* [TASK DESCRIPTION]: In the guide on HIPAA-compliant WordPress forms, copy the passage from "HIPAA stands for" to "safe and secure.", swapping "private medical information" for "confidential health details".

Trusted WordPress tutorials, when you need them most.
Beginner’s Guide to WordPress
WPB Cup
25 Million+
Websites using our plugins
16+
Years of WordPress experience
3000+
WordPress tutorials
by experts

How to Create a HIPAA-Compliant Form in WordPress (Easy Way)

Creating a HIPAA-compliant form in WordPress might sound tough. But don’t worry – it’s totally doable, even if you don’t have any technical skills.

At WPBeginner, our team has designed and tested a lot of different WordPress forms when writing tutorials and reviewing form plugins. So, we’re experts when it comes to customizing WordPress forms for specific purposes.

In this guide, we’ll break down how to create a HIPAA-compliant form in WordPress.

You’ll learn how to keep patient information safe and follow the law. Whether you’re a doctor, therapist, or just someone handling medical data, this guide is for you.

Creating HIPAA compliant form in WordPress

Disclaimer

We are not lawyers, and nothing on this website should be considered legal advice.

What Is HIPAA, and Why Should My Forms Be HIPAA-Compliant?

HIPAA stands for the Health Insurance Portability and Accountability Act. It’s an American law that helps protect people’s private medical information.

Any WordPress website that handles patient data in the United States, such as medical records on healthcare provider sites, telehealth platforms, and online patient portals, needs to ensure this information is safe and secure.

So, why should your forms be HIPAA-compliant? It’s simply because the law says so.

HIPAA-compliant forms help build trust with your patients, as they’ll feel more comfortable knowing their personal health information is protected. And if you don’t follow HIPAA rules, you could face serious fines and penalties.

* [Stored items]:
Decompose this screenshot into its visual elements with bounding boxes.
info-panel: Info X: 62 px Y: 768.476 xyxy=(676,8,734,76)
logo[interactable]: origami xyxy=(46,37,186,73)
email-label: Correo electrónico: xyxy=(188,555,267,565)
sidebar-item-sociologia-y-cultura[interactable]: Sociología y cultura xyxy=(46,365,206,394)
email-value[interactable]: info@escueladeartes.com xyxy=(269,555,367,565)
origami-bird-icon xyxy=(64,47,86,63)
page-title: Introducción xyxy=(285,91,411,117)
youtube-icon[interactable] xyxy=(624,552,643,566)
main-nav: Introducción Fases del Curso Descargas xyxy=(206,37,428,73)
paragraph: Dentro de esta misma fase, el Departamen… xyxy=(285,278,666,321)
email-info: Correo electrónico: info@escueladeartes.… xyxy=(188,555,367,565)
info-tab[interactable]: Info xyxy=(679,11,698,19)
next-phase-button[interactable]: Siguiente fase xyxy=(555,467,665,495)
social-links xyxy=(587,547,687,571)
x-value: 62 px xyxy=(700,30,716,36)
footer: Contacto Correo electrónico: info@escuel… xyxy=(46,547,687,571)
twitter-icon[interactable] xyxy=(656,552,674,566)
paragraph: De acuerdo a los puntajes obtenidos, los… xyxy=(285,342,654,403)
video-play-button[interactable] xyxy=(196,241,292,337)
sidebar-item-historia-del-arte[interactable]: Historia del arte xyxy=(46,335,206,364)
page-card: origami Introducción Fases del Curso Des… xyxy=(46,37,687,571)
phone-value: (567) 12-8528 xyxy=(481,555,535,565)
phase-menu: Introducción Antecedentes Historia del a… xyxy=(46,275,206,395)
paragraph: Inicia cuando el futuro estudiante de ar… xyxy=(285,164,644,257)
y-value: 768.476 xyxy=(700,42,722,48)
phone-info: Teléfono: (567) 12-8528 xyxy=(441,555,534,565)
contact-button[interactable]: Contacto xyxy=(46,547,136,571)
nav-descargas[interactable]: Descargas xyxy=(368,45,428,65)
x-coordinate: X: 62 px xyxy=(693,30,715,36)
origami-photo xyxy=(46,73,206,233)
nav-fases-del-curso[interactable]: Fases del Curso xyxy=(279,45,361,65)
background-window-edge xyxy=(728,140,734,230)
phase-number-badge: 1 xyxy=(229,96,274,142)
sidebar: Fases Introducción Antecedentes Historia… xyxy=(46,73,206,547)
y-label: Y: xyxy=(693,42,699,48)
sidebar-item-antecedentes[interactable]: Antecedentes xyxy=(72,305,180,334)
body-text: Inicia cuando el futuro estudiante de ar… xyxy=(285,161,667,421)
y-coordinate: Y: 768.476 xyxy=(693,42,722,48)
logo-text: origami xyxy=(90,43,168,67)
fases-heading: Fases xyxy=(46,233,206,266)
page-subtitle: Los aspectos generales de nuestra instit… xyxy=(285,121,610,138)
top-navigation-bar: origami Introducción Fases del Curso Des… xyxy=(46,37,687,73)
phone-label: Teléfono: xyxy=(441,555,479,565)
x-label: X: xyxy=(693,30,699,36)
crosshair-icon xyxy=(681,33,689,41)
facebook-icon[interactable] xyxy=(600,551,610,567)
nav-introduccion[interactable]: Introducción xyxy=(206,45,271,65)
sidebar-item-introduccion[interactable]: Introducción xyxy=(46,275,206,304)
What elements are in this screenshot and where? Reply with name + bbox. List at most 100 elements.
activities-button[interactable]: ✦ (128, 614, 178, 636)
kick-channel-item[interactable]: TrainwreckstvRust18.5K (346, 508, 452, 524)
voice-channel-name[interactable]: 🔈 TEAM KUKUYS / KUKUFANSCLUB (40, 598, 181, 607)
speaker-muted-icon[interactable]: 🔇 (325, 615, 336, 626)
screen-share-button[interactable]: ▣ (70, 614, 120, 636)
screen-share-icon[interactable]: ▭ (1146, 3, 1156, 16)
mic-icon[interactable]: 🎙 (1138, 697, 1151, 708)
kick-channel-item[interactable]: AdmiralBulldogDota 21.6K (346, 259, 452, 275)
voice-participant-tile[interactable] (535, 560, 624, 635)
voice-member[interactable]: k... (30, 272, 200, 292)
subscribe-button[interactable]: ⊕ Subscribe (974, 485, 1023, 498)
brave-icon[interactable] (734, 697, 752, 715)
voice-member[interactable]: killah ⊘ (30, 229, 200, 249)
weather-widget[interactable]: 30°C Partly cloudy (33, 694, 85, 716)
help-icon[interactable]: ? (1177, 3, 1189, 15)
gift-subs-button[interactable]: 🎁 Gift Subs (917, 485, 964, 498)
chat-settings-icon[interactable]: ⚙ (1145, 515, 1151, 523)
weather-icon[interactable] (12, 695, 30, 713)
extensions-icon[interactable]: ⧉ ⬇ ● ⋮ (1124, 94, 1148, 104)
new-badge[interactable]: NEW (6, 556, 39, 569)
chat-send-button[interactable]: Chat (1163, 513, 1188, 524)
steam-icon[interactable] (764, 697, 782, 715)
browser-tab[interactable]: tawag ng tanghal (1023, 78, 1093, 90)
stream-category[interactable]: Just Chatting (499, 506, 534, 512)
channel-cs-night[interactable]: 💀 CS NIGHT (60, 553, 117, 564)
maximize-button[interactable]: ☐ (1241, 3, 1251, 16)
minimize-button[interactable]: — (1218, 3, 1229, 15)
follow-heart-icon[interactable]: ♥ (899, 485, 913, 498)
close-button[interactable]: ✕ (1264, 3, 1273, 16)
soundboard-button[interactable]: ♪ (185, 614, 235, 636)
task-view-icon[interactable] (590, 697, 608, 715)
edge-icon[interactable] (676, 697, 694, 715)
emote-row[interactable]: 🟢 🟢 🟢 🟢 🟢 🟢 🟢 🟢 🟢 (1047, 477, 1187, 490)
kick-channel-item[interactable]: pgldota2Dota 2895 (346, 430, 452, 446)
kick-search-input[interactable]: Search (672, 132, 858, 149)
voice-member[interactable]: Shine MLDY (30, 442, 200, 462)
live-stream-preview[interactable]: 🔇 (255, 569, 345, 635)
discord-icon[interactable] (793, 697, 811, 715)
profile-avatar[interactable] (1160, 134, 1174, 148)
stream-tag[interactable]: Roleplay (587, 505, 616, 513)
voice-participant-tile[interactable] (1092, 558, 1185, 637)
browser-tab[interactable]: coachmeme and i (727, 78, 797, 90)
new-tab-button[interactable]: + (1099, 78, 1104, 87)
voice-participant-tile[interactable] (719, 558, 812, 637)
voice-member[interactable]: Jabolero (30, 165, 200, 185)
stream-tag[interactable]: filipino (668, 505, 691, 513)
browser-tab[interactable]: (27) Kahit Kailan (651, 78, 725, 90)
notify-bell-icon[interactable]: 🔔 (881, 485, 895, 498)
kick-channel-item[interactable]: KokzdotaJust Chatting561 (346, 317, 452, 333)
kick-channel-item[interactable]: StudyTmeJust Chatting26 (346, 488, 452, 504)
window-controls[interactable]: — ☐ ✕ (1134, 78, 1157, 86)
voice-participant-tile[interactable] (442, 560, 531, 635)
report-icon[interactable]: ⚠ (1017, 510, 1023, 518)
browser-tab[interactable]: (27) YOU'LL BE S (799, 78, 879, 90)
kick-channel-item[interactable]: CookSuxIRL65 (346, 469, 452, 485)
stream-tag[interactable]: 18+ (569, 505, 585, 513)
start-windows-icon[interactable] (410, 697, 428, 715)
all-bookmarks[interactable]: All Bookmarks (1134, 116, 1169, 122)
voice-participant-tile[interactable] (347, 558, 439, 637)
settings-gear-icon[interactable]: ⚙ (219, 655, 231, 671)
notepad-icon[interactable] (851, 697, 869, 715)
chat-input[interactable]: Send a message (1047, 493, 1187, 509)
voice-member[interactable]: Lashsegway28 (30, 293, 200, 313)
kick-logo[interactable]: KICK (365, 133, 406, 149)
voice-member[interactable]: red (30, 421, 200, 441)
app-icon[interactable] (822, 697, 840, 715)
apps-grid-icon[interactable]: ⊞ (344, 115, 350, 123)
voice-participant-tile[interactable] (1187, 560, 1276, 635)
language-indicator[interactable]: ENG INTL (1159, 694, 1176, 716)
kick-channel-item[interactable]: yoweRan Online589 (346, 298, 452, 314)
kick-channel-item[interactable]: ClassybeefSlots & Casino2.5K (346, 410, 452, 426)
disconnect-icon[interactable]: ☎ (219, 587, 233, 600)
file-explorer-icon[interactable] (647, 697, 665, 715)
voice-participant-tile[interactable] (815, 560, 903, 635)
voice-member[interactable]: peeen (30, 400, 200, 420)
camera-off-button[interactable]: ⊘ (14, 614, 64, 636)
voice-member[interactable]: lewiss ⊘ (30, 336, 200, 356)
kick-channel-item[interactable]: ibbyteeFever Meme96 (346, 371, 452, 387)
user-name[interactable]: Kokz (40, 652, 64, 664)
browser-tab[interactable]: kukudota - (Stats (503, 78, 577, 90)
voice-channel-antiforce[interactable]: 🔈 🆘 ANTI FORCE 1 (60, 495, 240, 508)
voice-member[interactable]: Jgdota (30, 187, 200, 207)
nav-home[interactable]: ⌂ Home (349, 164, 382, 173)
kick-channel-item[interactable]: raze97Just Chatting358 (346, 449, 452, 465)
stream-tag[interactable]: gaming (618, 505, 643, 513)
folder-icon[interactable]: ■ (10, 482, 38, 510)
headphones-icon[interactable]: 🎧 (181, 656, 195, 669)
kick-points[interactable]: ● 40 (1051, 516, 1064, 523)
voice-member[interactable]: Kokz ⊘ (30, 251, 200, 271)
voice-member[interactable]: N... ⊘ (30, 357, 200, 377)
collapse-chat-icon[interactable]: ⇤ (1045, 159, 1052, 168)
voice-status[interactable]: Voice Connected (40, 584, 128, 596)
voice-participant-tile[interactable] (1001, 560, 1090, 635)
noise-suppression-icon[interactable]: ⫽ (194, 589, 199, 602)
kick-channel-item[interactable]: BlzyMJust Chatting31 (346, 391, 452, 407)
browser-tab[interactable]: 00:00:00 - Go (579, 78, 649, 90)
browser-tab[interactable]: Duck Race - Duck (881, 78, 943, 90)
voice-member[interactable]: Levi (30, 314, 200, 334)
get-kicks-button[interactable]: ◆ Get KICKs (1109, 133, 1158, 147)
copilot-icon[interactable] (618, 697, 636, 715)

* [ANSWER FOR THE TASK]:
HIPAA stands for the Health Insurance Portability and Accountability Act. It’s an American law that helps protect people’s confidential health details.

Any WordPress website that handles patient data in the United States, such as medical records on healthcare provider sites, telehealth platforms, and online patient portals, needs to ensure this information is safe and secure.